What you should do
Repeat the material verbatim. Images are excluded from the copy.

Data excerpts:
────

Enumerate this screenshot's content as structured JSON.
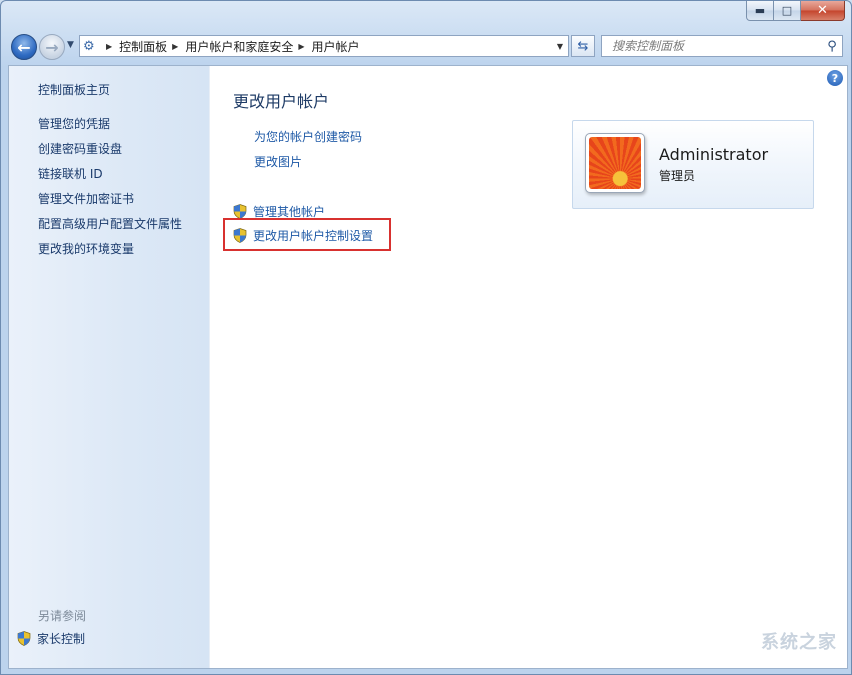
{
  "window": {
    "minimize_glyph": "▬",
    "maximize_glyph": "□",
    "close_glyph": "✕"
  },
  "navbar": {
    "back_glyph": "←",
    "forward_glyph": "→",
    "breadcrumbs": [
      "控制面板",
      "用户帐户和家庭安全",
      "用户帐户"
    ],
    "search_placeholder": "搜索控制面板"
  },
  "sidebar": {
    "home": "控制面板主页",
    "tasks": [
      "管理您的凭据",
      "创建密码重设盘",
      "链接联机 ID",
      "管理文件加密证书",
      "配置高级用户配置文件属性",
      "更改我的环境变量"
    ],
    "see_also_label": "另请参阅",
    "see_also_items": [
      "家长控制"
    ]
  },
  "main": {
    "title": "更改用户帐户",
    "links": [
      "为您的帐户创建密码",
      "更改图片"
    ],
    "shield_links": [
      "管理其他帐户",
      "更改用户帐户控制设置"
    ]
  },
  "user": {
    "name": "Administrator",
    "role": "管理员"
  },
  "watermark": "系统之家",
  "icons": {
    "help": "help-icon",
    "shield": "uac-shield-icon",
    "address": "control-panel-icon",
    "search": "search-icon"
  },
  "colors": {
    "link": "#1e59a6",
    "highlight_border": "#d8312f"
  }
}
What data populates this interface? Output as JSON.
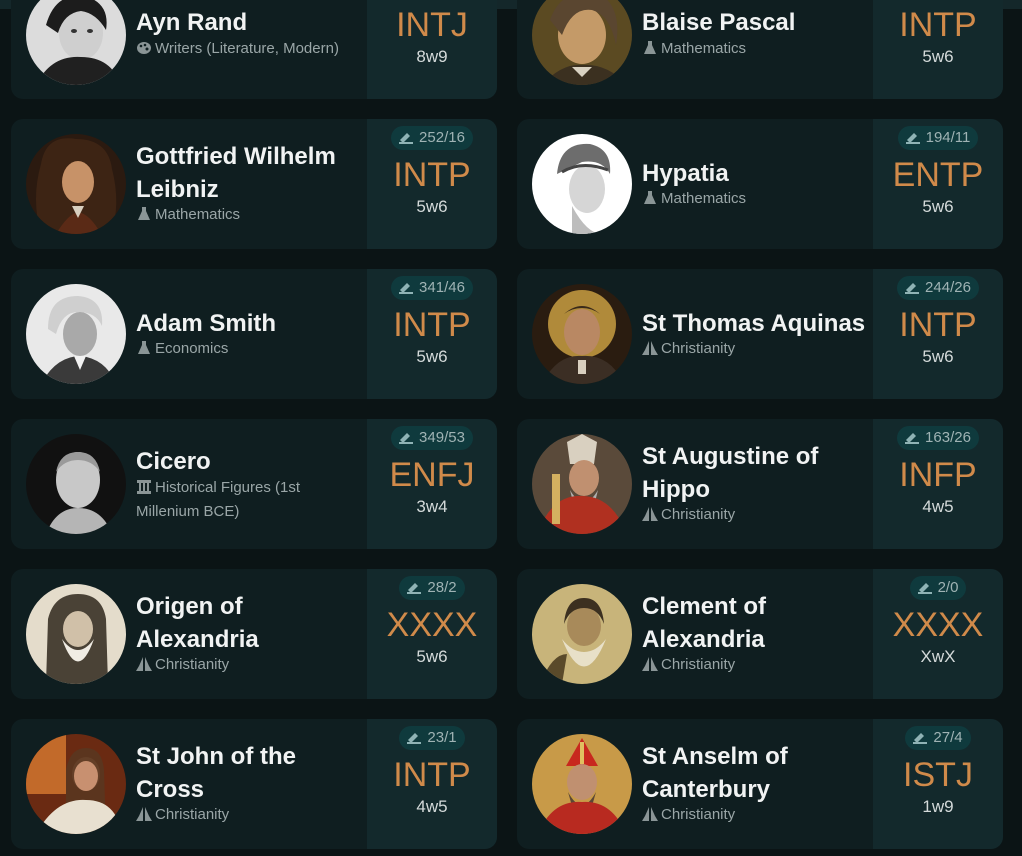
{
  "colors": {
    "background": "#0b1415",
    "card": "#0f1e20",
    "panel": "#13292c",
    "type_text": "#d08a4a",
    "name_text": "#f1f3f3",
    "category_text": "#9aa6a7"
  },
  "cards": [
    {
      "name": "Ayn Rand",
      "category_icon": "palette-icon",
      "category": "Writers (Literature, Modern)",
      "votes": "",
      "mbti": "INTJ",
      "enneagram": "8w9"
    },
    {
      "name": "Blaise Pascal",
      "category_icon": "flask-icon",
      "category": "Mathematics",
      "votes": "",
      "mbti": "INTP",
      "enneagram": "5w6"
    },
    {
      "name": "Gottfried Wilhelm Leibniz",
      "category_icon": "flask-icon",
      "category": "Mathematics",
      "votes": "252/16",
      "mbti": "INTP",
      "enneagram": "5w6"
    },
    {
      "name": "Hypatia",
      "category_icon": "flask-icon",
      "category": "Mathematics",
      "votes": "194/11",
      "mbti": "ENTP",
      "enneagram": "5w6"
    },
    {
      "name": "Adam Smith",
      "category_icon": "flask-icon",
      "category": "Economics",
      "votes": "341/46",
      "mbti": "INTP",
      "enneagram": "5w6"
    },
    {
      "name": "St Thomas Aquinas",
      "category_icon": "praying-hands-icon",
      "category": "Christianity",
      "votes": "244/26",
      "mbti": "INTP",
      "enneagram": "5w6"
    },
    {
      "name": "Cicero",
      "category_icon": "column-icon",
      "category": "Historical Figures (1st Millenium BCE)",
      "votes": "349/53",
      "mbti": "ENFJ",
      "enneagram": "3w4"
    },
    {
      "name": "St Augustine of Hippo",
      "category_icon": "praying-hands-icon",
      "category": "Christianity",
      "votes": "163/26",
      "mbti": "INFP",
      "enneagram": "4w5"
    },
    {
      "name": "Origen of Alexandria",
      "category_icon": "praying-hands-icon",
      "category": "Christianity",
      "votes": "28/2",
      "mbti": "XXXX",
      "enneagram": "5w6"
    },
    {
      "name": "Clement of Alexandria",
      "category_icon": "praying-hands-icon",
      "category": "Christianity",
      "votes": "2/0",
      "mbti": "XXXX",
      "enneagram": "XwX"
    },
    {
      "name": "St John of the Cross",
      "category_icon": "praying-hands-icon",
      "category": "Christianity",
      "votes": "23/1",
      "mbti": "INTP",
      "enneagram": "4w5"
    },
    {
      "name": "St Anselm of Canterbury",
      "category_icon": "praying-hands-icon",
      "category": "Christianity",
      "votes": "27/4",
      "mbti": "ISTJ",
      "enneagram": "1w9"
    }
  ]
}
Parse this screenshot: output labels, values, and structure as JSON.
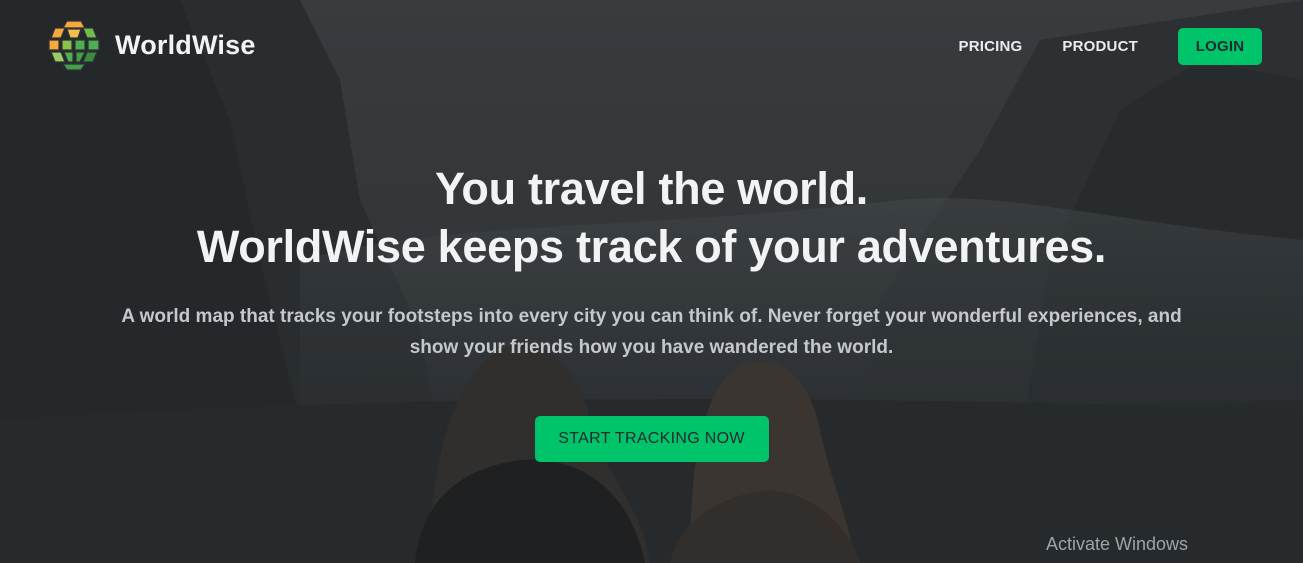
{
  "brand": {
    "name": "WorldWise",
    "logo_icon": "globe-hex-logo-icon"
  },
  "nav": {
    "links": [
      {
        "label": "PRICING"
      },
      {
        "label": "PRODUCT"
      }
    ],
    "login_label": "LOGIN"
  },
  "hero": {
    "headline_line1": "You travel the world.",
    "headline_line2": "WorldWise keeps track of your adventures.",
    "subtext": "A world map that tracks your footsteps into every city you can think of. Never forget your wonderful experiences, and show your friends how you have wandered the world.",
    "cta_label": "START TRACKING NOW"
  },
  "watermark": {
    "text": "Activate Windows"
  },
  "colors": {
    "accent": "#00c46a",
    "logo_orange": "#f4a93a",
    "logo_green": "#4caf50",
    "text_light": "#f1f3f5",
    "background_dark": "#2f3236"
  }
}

────

Task result
Enumerate this screenshot's content as structured JSON.
{
  "window": {
    "minimize_glyph": "▬",
    "maximize_glyph": "□",
    "close_glyph": "✕"
  },
  "navbar": {
    "back_glyph": "←",
    "forward_glyph": "→",
    "breadcrumbs": [
      "控制面板",
      "用户帐户和家庭安全",
      "用户帐户"
    ],
    "search_placeholder": "搜索控制面板"
  },
  "sidebar": {
    "home": "控制面板主页",
    "tasks": [
      "管理您的凭据",
      "创建密码重设盘",
      "链接联机 ID",
      "管理文件加密证书",
      "配置高级用户配置文件属性",
      "更改我的环境变量"
    ],
    "see_also_label": "另请参阅",
    "see_also_items": [
      "家长控制"
    ]
  },
  "main": {
    "title": "更改用户帐户",
    "links": [
      "为您的帐户创建密码",
      "更改图片"
    ],
    "shield_links": [
      "管理其他帐户",
      "更改用户帐户控制设置"
    ]
  },
  "user": {
    "name": "Administrator",
    "role": "管理员"
  },
  "watermark": "系统之家",
  "icons": {
    "help": "help-icon",
    "shield": "uac-shield-icon",
    "address": "control-panel-icon",
    "search": "search-icon"
  },
  "colors": {
    "link": "#1e59a6",
    "highlight_border": "#d8312f"
  }
}
What data populates this interface? Output as JSON.
{
  "colors": {
    "background": "#0b1415",
    "card": "#0f1e20",
    "panel": "#13292c",
    "type_text": "#d08a4a",
    "name_text": "#f1f3f3",
    "category_text": "#9aa6a7"
  },
  "cards": [
    {
      "name": "Ayn Rand",
      "category_icon": "palette-icon",
      "category": "Writers (Literature, Modern)",
      "votes": "",
      "mbti": "INTJ",
      "enneagram": "8w9"
    },
    {
      "name": "Blaise Pascal",
      "category_icon": "flask-icon",
      "category": "Mathematics",
      "votes": "",
      "mbti": "INTP",
      "enneagram": "5w6"
    },
    {
      "name": "Gottfried Wilhelm Leibniz",
      "category_icon": "flask-icon",
      "category": "Mathematics",
      "votes": "252/16",
      "mbti": "INTP",
      "enneagram": "5w6"
    },
    {
      "name": "Hypatia",
      "category_icon": "flask-icon",
      "category": "Mathematics",
      "votes": "194/11",
      "mbti": "ENTP",
      "enneagram": "5w6"
    },
    {
      "name": "Adam Smith",
      "category_icon": "flask-icon",
      "category": "Economics",
      "votes": "341/46",
      "mbti": "INTP",
      "enneagram": "5w6"
    },
    {
      "name": "St Thomas Aquinas",
      "category_icon": "praying-hands-icon",
      "category": "Christianity",
      "votes": "244/26",
      "mbti": "INTP",
      "enneagram": "5w6"
    },
    {
      "name": "Cicero",
      "category_icon": "column-icon",
      "category": "Historical Figures (1st Millenium BCE)",
      "votes": "349/53",
      "mbti": "ENFJ",
      "enneagram": "3w4"
    },
    {
      "name": "St Augustine of Hippo",
      "category_icon": "praying-hands-icon",
      "category": "Christianity",
      "votes": "163/26",
      "mbti": "INFP",
      "enneagram": "4w5"
    },
    {
      "name": "Origen of Alexandria",
      "category_icon": "praying-hands-icon",
      "category": "Christianity",
      "votes": "28/2",
      "mbti": "XXXX",
      "enneagram": "5w6"
    },
    {
      "name": "Clement of Alexandria",
      "category_icon": "praying-hands-icon",
      "category": "Christianity",
      "votes": "2/0",
      "mbti": "XXXX",
      "enneagram": "XwX"
    },
    {
      "name": "St John of the Cross",
      "category_icon": "praying-hands-icon",
      "category": "Christianity",
      "votes": "23/1",
      "mbti": "INTP",
      "enneagram": "4w5"
    },
    {
      "name": "St Anselm of Canterbury",
      "category_icon": "praying-hands-icon",
      "category": "Christianity",
      "votes": "27/4",
      "mbti": "ISTJ",
      "enneagram": "1w9"
    }
  ]
}
Parse this screenshot: output labels, values, and structure as JSON.
{
  "brand": {
    "name": "WorldWise",
    "logo_icon": "globe-hex-logo-icon"
  },
  "nav": {
    "links": [
      {
        "label": "PRICING"
      },
      {
        "label": "PRODUCT"
      }
    ],
    "login_label": "LOGIN"
  },
  "hero": {
    "headline_line1": "You travel the world.",
    "headline_line2": "WorldWise keeps track of your adventures.",
    "subtext": "A world map that tracks your footsteps into every city you can think of. Never forget your wonderful experiences, and show your friends how you have wandered the world.",
    "cta_label": "START TRACKING NOW"
  },
  "watermark": {
    "text": "Activate Windows"
  },
  "colors": {
    "accent": "#00c46a",
    "logo_orange": "#f4a93a",
    "logo_green": "#4caf50",
    "text_light": "#f1f3f5",
    "background_dark": "#2f3236"
  }
}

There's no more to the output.